Short exercise :: Extract every line that includes the string "Training".
-- Start Available data --
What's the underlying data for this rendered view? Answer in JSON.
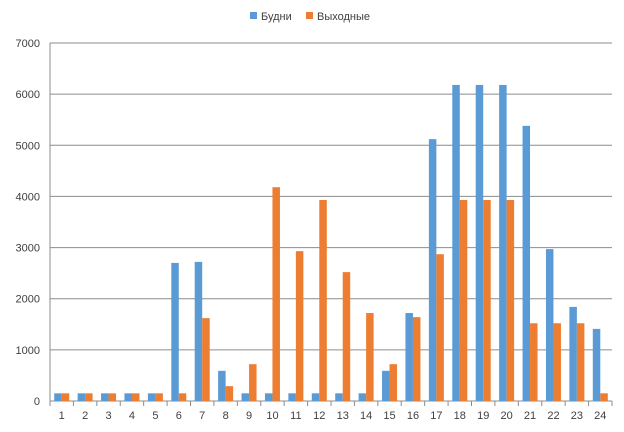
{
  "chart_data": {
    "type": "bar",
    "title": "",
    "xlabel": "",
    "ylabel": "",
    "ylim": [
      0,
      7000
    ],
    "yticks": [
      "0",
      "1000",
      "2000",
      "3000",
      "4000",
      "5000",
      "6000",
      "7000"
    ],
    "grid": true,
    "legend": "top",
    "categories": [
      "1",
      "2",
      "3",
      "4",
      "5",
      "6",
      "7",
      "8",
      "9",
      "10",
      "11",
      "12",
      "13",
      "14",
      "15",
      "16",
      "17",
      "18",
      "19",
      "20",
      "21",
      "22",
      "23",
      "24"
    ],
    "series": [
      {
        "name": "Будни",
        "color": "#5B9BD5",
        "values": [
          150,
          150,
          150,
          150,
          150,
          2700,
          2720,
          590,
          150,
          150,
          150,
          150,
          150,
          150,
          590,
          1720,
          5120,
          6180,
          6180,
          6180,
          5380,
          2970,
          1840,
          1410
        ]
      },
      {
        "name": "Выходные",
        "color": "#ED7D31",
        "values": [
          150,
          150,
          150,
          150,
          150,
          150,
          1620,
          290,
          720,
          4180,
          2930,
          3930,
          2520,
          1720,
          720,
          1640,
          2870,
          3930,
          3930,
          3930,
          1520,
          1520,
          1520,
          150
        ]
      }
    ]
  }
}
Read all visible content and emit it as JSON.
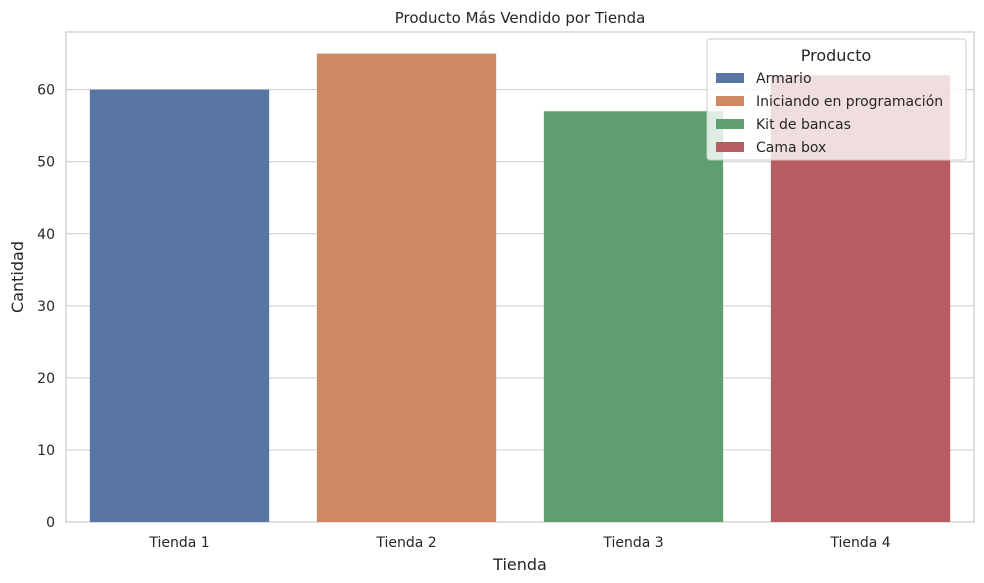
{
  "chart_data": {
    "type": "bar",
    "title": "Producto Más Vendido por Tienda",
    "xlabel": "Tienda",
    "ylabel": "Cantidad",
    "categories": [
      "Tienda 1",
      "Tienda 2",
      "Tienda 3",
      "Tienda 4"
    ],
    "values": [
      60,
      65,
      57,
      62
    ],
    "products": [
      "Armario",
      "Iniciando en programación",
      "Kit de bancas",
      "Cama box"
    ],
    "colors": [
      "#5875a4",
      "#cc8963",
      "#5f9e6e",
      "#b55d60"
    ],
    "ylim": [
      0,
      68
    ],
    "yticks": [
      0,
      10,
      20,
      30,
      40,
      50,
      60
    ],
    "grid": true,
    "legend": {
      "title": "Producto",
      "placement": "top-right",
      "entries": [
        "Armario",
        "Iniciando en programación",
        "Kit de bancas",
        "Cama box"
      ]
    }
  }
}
-- End Available data --
-- Start Available data --
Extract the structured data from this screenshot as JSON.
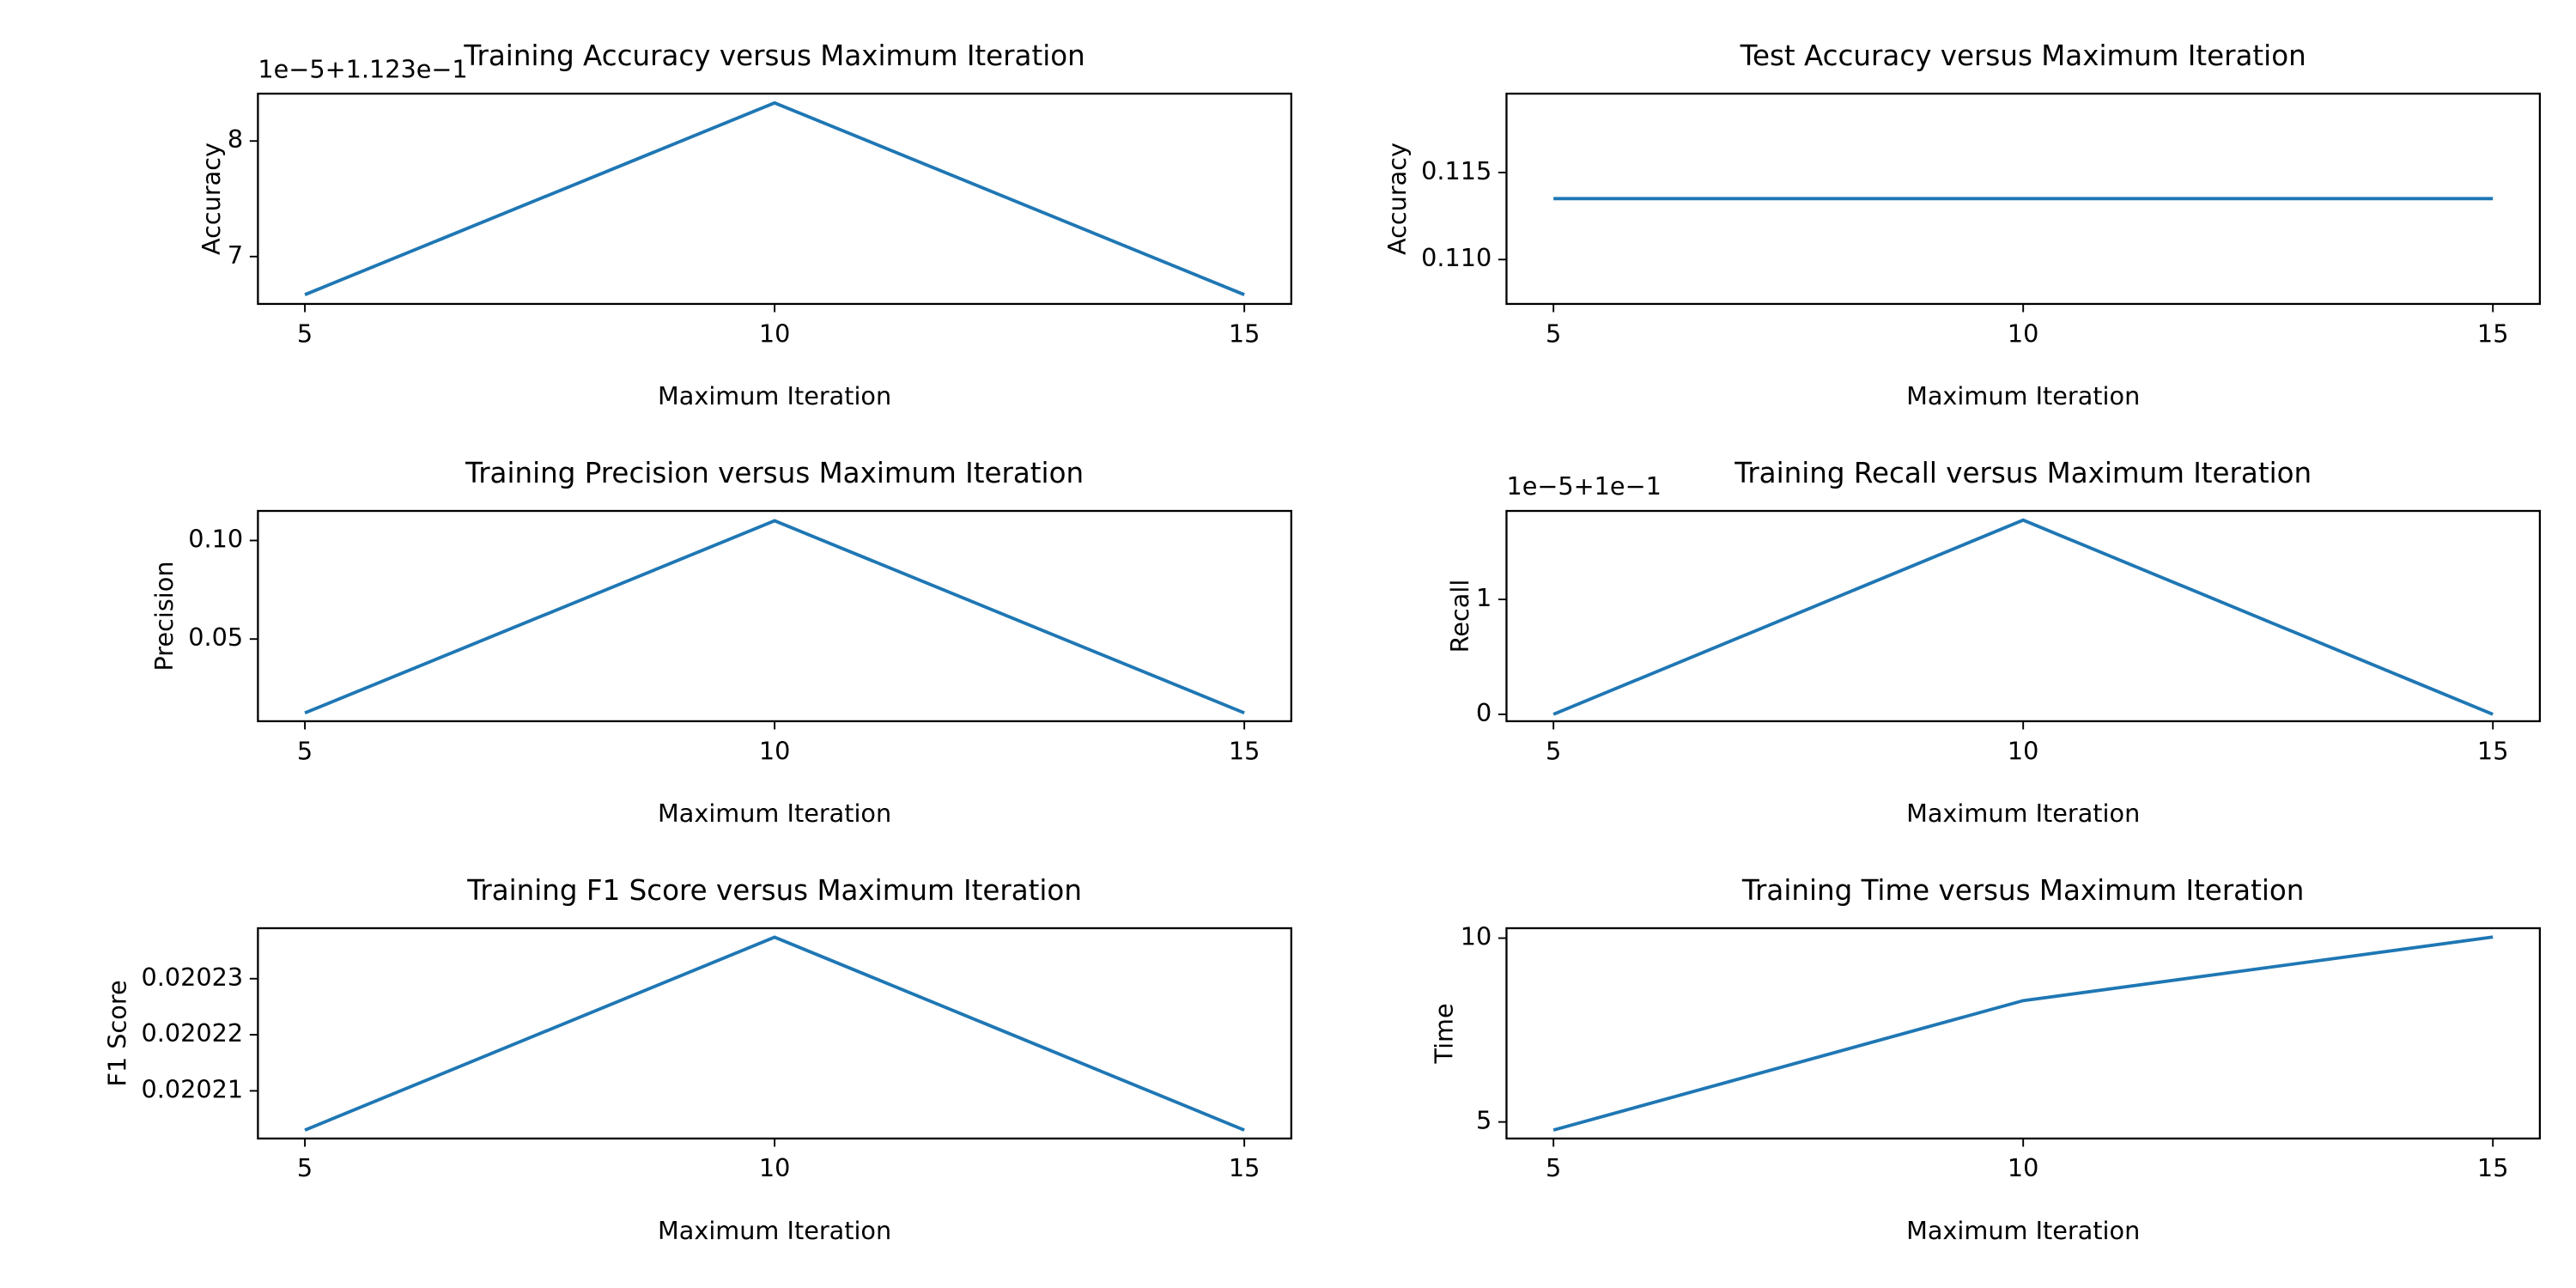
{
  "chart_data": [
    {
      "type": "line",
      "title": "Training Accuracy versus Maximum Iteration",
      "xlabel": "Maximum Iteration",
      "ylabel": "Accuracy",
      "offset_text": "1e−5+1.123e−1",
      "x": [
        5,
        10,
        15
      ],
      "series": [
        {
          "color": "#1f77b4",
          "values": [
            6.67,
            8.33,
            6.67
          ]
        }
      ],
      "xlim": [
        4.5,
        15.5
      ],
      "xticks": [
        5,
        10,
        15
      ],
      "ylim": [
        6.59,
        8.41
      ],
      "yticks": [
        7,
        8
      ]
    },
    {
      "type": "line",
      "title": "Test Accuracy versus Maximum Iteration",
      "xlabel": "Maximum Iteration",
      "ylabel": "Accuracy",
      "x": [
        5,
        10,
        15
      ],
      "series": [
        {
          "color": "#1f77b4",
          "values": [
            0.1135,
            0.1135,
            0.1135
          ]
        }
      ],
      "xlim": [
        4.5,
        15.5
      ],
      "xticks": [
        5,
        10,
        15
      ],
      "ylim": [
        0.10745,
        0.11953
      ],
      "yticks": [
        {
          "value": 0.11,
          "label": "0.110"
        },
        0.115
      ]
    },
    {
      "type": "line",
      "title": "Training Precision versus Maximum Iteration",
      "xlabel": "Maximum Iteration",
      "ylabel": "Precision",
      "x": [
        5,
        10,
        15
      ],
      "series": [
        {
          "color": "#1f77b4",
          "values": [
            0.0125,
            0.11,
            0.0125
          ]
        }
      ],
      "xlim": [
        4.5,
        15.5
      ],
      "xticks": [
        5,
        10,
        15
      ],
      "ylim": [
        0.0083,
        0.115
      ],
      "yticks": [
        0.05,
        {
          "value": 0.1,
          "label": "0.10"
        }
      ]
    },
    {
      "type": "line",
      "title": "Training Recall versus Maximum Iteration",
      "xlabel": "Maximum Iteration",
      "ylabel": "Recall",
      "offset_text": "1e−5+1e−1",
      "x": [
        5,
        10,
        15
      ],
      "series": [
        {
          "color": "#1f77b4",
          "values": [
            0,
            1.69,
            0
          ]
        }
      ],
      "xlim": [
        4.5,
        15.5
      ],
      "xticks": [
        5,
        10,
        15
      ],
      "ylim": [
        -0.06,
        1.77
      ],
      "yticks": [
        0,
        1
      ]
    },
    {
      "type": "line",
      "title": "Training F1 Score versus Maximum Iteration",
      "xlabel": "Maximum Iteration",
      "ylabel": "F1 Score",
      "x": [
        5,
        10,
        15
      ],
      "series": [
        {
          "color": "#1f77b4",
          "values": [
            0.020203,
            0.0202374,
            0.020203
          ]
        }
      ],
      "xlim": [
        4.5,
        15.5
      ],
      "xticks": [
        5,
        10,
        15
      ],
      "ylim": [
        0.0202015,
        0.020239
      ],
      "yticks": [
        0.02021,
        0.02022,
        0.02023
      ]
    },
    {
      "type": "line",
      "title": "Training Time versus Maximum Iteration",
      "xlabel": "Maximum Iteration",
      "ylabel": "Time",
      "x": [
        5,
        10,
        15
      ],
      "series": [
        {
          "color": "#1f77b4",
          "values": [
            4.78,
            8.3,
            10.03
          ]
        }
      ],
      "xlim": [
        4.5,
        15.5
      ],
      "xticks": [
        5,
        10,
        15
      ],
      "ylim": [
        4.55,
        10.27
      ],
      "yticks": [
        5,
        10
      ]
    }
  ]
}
-- End Available data --
Response to the exercise ::
      "title": "Training Accuracy versus Maximum Iteration",
      "title": "Training Precision versus Maximum Iteration",
      "title": "Training Recall versus Maximum Iteration",
      "title": "Training F1 Score versus Maximum Iteration",
      "title": "Training Time versus Maximum Iteration",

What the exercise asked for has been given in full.